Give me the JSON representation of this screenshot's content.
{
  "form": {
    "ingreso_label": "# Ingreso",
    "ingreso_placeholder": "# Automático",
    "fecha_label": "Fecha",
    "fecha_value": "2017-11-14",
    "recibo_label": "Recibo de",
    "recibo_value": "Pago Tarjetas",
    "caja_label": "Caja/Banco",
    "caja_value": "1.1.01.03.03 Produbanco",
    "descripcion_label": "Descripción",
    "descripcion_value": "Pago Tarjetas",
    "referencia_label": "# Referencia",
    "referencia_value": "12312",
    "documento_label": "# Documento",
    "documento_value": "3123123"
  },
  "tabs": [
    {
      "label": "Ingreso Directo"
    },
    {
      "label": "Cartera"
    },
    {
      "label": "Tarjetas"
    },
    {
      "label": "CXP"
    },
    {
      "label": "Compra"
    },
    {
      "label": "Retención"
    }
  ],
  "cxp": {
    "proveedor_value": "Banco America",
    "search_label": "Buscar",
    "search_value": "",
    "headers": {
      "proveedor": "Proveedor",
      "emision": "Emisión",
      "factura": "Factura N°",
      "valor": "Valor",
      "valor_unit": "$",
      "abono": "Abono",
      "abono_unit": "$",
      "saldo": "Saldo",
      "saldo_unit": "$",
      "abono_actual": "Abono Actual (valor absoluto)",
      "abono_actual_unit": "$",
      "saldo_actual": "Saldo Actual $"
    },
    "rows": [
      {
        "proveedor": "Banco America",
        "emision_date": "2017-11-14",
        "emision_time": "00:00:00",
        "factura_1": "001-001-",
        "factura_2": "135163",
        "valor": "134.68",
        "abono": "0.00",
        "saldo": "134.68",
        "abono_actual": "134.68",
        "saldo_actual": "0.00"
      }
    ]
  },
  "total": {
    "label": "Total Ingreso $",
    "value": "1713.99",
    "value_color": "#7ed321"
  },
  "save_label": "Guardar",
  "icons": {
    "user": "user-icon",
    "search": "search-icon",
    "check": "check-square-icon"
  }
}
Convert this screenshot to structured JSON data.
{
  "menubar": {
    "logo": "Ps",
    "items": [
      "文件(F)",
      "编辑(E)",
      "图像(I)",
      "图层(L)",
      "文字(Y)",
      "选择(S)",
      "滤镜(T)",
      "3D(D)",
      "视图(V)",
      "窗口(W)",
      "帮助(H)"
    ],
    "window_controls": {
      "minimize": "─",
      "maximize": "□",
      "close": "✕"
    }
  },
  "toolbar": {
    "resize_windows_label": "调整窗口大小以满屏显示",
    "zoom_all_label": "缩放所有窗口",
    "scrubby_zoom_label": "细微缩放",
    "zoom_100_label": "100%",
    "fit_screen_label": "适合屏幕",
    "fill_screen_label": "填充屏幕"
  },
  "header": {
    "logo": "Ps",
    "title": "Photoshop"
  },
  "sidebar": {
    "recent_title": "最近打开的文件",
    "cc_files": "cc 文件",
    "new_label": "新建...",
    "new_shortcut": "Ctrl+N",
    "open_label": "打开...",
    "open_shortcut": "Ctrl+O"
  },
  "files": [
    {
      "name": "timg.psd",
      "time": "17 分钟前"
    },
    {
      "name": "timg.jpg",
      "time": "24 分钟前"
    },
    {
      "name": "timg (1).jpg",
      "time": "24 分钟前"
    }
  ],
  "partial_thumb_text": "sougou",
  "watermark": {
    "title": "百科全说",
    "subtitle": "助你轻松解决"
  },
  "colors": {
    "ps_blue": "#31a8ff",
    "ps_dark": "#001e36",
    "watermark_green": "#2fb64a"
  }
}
§
● **STATED TASK**:
Identify the lines in the entries above that contain "this", then copy them out.

● **TASK RESULT**:
Give me the JSON representation of this screenshot's content.
Convert this screenshot to structured JSON data.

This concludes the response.